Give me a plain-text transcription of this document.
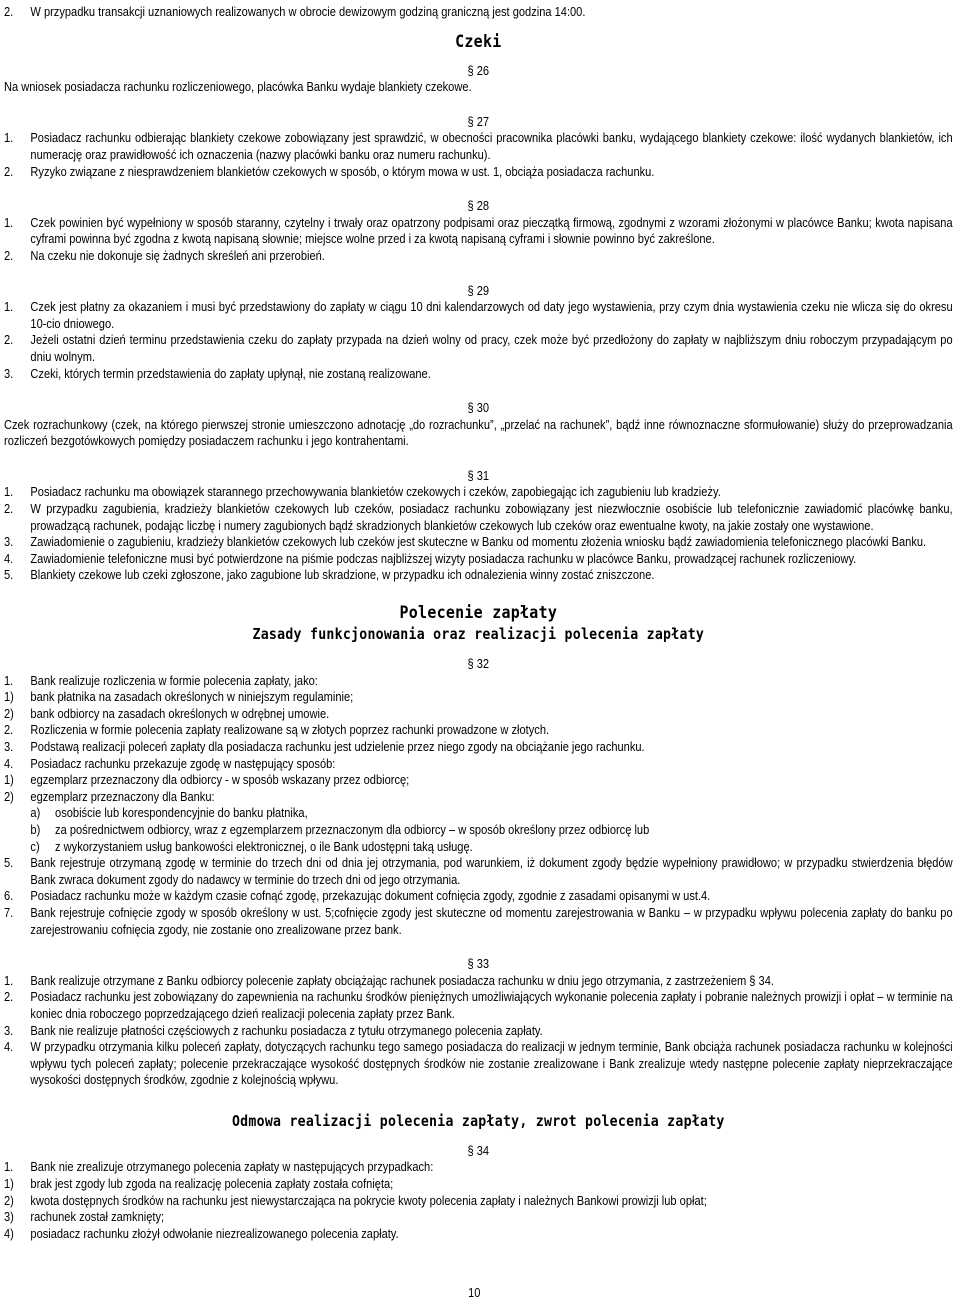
2.	W przypadku transakcji uznaniowych realizowanych w obrocie dewizowym godziną graniczną jest godzina 14:00.
Czeki
§ 26
Na wniosek posiadacza rachunku rozliczeniowego, placówka Banku wydaje blankiety czekowe.
§ 27
1.	Posiadacz rachunku odbierając blankiety czekowe zobowiązany jest sprawdzić, w obecności pracownika placówki banku, wydającego blankiety czekowe: ilość wydanych blankietów, ich numerację oraz prawidłowość ich oznaczenia (nazwy placówki banku oraz numeru rachunku).
2.	Ryzyko związane z niesprawdzeniem blankietów czekowych w sposób, o którym mowa w ust. 1, obciąża posiadacza rachunku.
§ 28
1.	Czek powinien być wypełniony w sposób staranny, czytelny i trwały oraz opatrzony podpisami oraz pieczątką firmową, zgodnymi z wzorami złożonymi w placówce Banku; kwota napisana cyframi powinna być zgodna z kwotą napisaną słownie; miejsce wolne przed i za kwotą napisaną cyframi i słownie powinno być zakreślone.
2.	Na czeku nie dokonuje się żadnych skreśleń ani przerobień.
§ 29
1.	Czek jest płatny za okazaniem i musi być przedstawiony do zapłaty w ciągu 10 dni kalendarzowych od daty jego wystawienia, przy czym dnia wystawienia czeku nie wlicza się do okresu 10-cio dniowego.
2.	Jeżeli ostatni dzień terminu przedstawienia czeku do zapłaty przypada na dzień wolny od pracy, czek może być przedłożony do zapłaty w najbliższym dniu roboczym przypadającym po dniu wolnym.
3.	Czeki, których termin przedstawienia do zapłaty upłynął, nie zostaną realizowane.
§ 30
Czek rozrachunkowy (czek, na którego pierwszej stronie umieszczono adnotację „do rozrachunku”, „przelać na rachunek”, bądź inne równoznaczne sformułowanie) służy do przeprowadzania rozliczeń bezgotówkowych pomiędzy posiadaczem rachunku i jego kontrahentami.
§ 31
1.	Posiadacz rachunku ma obowiązek starannego przechowywania blankietów czekowych i czeków, zapobiegając ich zagubieniu lub kradzieży.
2.	W przypadku zagubienia, kradzieży blankietów czekowych lub czeków, posiadacz rachunku zobowiązany jest niezwłocznie osobiście lub telefonicznie zawiadomić placówkę banku, prowadzącą rachunek, podając liczbę i numery zagubionych bądź skradzionych blankietów czekowych lub czeków oraz ewentualne kwoty, na jakie zostały one wystawione.
3.	Zawiadomienie o zagubieniu, kradzieży blankietów czekowych lub czeków jest skuteczne w Banku od momentu złożenia wniosku bądź zawiadomienia telefonicznego placówki Banku.
4.	Zawiadomienie telefoniczne musi być potwierdzone na piśmie podczas najbliższej wizyty posiadacza rachunku w placówce Banku, prowadzącej rachunek rozliczeniowy.
5.	Blankiety czekowe lub czeki zgłoszone, jako zagubione lub skradzione, w przypadku ich odnalezienia winny zostać zniszczone.
Polecenie zapłaty
Zasady funkcjonowania oraz realizacji polecenia zapłaty
§ 32
1.	Bank realizuje rozliczenia w formie polecenia zapłaty, jako:
1)	bank płatnika na zasadach określonych w niniejszym regulaminie;
2)	bank odbiorcy na zasadach określonych w odrębnej umowie.
2.	Rozliczenia w formie polecenia zapłaty realizowane są w złotych poprzez rachunki prowadzone w złotych.
3.	Podstawą realizacji poleceń zapłaty dla posiadacza rachunku jest udzielenie przez niego zgody na obciążanie jego rachunku.
4.	Posiadacz rachunku przekazuje zgodę w następujący sposób:
1)	egzemplarz przeznaczony dla odbiorcy - w sposób wskazany przez odbiorcę;
2)	egzemplarz przeznaczony dla Banku:
a)	osobiście lub korespondencyjnie do banku płatnika,
b)	za pośrednictwem odbiorcy, wraz z egzemplarzem przeznaczonym dla odbiorcy – w sposób określony przez odbiorcę lub
c)	z wykorzystaniem usług bankowości elektronicznej, o ile Bank udostępni taką usługę.
5.	Bank rejestruje otrzymaną zgodę w terminie do trzech dni od dnia jej otrzymania, pod warunkiem, iż dokument zgody będzie wypełniony prawidłowo; w przypadku stwierdzenia błędów Bank zwraca dokument zgody do nadawcy w terminie do trzech dni od jego otrzymania.
6.	Posiadacz rachunku może w każdym czasie cofnąć zgodę, przekazując dokument cofnięcia zgody, zgodnie z zasadami opisanymi w ust.4.
7.	Bank rejestruje cofnięcie zgody w sposób określony w ust. 5;cofnięcie zgody jest skuteczne od momentu zarejestrowania w Banku – w przypadku wpływu polecenia zapłaty do banku po zarejestrowaniu cofnięcia zgody, nie zostanie ono zrealizowane przez bank.
§ 33
1.	Bank realizuje otrzymane z Banku odbiorcy polecenie zapłaty obciążając rachunek posiadacza rachunku w dniu jego otrzymania, z zastrzeżeniem § 34.
2.	Posiadacz rachunku jest zobowiązany do zapewnienia na rachunku środków pieniężnych umożliwiających wykonanie polecenia zapłaty i pobranie należnych prowizji i opłat – w terminie na koniec dnia roboczego poprzedzającego dzień realizacji polecenia zapłaty przez Bank.
3.	Bank nie realizuje płatności częściowych z rachunku posiadacza z tytułu otrzymanego polecenia zapłaty.
4.	W przypadku otrzymania kilku poleceń zapłaty, dotyczących rachunku tego samego posiadacza do realizacji w jednym terminie, Bank obciąża rachunek posiadacza rachunku w kolejności wpływu tych poleceń zapłaty; polecenie przekraczające wysokość dostępnych środków nie zostanie zrealizowane i Bank zrealizuje wtedy następne polecenie zapłaty nieprzekraczające wysokości dostępnych środków, zgodnie z kolejnością wpływu.
Odmowa realizacji polecenia zapłaty, zwrot polecenia zapłaty
§ 34
1.	Bank nie zrealizuje otrzymanego polecenia zapłaty w następujących przypadkach:
1)	brak jest zgody lub zgoda na realizację polecenia zapłaty została cofnięta;
2)	kwota dostępnych środków na rachunku jest niewystarczająca na pokrycie kwoty polecenia zapłaty i należnych Bankowi prowizji lub opłat;
3)	rachunek został zamknięty;
4)	posiadacz rachunku złożył odwołanie niezrealizowanego polecenia zapłaty.
10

[Brief]
Sift the material for lines with the string "czeku". Copy each one found.

[Solution to the exercise]
2.	Na czeku nie dokonuje się żadnych skreśleń ani przerobień.
1.	Czek jest płatny za okazaniem i musi być przedstawiony do zapłaty w ciągu 10 dni kalendarzowych od daty jego wystawienia, przy czym dnia wystawienia czeku nie wlicza się do okresu 10-cio dniowego.
2.	Jeżeli ostatni dzień terminu przedstawienia czeku do zapłaty przypada na dzień wolny od pracy, czek może być przedłożony do zapłaty w najbliższym dniu roboczym przypadającym po dniu wolnym.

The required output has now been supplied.